§ What to produce
Quote every line of the material beneath this one.

Data items:
## Start
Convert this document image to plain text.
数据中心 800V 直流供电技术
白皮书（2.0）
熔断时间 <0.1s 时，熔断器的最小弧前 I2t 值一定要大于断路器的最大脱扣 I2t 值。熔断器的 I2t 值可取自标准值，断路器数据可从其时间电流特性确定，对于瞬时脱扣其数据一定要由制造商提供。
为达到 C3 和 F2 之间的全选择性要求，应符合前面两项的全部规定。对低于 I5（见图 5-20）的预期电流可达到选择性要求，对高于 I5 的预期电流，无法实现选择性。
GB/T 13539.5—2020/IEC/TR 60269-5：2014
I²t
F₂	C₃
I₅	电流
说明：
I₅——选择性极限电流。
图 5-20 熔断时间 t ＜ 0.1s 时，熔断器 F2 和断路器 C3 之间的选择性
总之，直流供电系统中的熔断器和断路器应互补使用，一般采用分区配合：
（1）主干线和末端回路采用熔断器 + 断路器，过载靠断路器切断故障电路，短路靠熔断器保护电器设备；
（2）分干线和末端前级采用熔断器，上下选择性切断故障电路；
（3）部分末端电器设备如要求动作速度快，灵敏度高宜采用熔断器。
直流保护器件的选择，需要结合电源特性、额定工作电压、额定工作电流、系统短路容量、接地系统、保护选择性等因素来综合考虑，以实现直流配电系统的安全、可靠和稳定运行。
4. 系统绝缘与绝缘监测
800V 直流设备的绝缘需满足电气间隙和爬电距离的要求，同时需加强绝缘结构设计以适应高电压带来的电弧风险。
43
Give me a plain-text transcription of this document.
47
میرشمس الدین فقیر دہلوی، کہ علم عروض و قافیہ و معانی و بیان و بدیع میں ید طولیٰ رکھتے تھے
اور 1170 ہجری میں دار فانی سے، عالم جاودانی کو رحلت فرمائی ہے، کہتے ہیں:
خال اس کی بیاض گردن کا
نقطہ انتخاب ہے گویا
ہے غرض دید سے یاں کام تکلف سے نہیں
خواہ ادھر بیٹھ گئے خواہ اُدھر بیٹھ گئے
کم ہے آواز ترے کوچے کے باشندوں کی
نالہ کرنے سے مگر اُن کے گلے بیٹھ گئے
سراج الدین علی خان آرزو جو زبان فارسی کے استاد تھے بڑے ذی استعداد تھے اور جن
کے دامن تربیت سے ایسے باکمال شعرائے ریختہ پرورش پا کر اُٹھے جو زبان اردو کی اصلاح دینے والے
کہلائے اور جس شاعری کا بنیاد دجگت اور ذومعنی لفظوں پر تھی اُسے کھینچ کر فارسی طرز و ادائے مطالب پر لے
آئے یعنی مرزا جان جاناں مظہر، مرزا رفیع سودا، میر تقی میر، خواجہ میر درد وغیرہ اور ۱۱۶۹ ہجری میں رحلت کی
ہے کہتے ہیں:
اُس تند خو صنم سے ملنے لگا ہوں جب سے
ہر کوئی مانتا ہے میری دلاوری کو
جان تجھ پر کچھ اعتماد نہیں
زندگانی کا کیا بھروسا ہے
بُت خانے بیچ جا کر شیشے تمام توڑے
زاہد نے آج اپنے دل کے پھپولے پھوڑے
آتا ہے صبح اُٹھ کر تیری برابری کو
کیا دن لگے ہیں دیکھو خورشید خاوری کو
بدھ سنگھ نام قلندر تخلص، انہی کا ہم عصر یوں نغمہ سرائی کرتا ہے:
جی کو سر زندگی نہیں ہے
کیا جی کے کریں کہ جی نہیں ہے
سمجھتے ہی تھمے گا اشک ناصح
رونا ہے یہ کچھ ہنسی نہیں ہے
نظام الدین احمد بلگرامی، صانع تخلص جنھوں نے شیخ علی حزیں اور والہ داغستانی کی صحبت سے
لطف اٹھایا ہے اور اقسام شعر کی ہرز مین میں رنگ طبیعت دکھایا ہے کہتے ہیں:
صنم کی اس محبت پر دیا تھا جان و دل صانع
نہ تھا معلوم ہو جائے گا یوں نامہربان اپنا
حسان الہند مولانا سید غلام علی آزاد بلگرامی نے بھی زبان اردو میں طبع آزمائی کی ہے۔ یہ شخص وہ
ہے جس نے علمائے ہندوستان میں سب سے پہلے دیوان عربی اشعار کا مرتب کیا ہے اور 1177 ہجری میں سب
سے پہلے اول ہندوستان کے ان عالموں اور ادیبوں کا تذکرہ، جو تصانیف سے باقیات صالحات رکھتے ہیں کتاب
## End
§ Output of the task
Convert this document image to plain text.
数据中心 800V 直流供电技术
白皮书（2.0）
熔断时间 <0.1s 时，熔断器的最小弧前 I2t 值一定要大于断路器的最大脱扣 I2t 值。熔断器的 I2t 值可取自标准值，断路器数据可从其时间电流特性确定，对于瞬时脱扣其数据一定要由制造商提供。
为达到 C3 和 F2 之间的全选择性要求，应符合前面两项的全部规定。对低于 I5（见图 5-20）的预期电流可达到选择性要求，对高于 I5 的预期电流，无法实现选择性。
GB/T 13539.5—2020/IEC/TR 60269-5：2014
I²t
F₂	C₃
I₅	电流
说明：
I₅——选择性极限电流。
图 5-20 熔断时间 t ＜ 0.1s 时，熔断器 F2 和断路器 C3 之间的选择性
总之，直流供电系统中的熔断器和断路器应互补使用，一般采用分区配合：
（1）主干线和末端回路采用熔断器 + 断路器，过载靠断路器切断故障电路，短路靠熔断器保护电器设备；
（2）分干线和末端前级采用熔断器，上下选择性切断故障电路；
（3）部分末端电器设备如要求动作速度快，灵敏度高宜采用熔断器。
直流保护器件的选择，需要结合电源特性、额定工作电压、额定工作电流、系统短路容量、接地系统、保护选择性等因素来综合考虑，以实现直流配电系统的安全、可靠和稳定运行。
4. 系统绝缘与绝缘监测
800V 直流设备的绝缘需满足电气间隙和爬电距离的要求，同时需加强绝缘结构设计以适应高电压带来的电弧风险。
43
Give me a plain-text transcription of this document.
47
میرشمس الدین فقیر دہلوی، کہ علم عروض و قافیہ و معانی و بیان و بدیع میں ید طولیٰ رکھتے تھے
اور 1170 ہجری میں دار فانی سے، عالم جاودانی کو رحلت فرمائی ہے، کہتے ہیں:
خال اس کی بیاض گردن کا
نقطہ انتخاب ہے گویا
ہے غرض دید سے یاں کام تکلف سے نہیں
خواہ ادھر بیٹھ گئے خواہ اُدھر بیٹھ گئے
کم ہے آواز ترے کوچے کے باشندوں کی
نالہ کرنے سے مگر اُن کے گلے بیٹھ گئے
سراج الدین علی خان آرزو جو زبان فارسی کے استاد تھے بڑے ذی استعداد تھے اور جن
کے دامن تربیت سے ایسے باکمال شعرائے ریختہ پرورش پا کر اُٹھے جو زبان اردو کی اصلاح دینے والے
کہلائے اور جس شاعری کا بنیاد دجگت اور ذومعنی لفظوں پر تھی اُسے کھینچ کر فارسی طرز و ادائے مطالب پر لے
آئے یعنی مرزا جان جاناں مظہر، مرزا رفیع سودا، میر تقی میر، خواجہ میر درد وغیرہ اور ۱۱۶۹ ہجری میں رحلت کی
ہے کہتے ہیں:
اُس تند خو صنم سے ملنے لگا ہوں جب سے
ہر کوئی مانتا ہے میری دلاوری کو
جان تجھ پر کچھ اعتماد نہیں
زندگانی کا کیا بھروسا ہے
بُت خانے بیچ جا کر شیشے تمام توڑے
زاہد نے آج اپنے دل کے پھپولے پھوڑے
آتا ہے صبح اُٹھ کر تیری برابری کو
کیا دن لگے ہیں دیکھو خورشید خاوری کو
بدھ سنگھ نام قلندر تخلص، انہی کا ہم عصر یوں نغمہ سرائی کرتا ہے:
جی کو سر زندگی نہیں ہے
کیا جی کے کریں کہ جی نہیں ہے
سمجھتے ہی تھمے گا اشک ناصح
رونا ہے یہ کچھ ہنسی نہیں ہے
نظام الدین احمد بلگرامی، صانع تخلص جنھوں نے شیخ علی حزیں اور والہ داغستانی کی صحبت سے
لطف اٹھایا ہے اور اقسام شعر کی ہرز مین میں رنگ طبیعت دکھایا ہے کہتے ہیں:
صنم کی اس محبت پر دیا تھا جان و دل صانع
نہ تھا معلوم ہو جائے گا یوں نامہربان اپنا
حسان الہند مولانا سید غلام علی آزاد بلگرامی نے بھی زبان اردو میں طبع آزمائی کی ہے۔ یہ شخص وہ
ہے جس نے علمائے ہندوستان میں سب سے پہلے دیوان عربی اشعار کا مرتب کیا ہے اور 1177 ہجری میں سب
سے پہلے اول ہندوستان کے ان عالموں اور ادیبوں کا تذکرہ، جو تصانیف سے باقیات صالحات رکھتے ہیں کتاب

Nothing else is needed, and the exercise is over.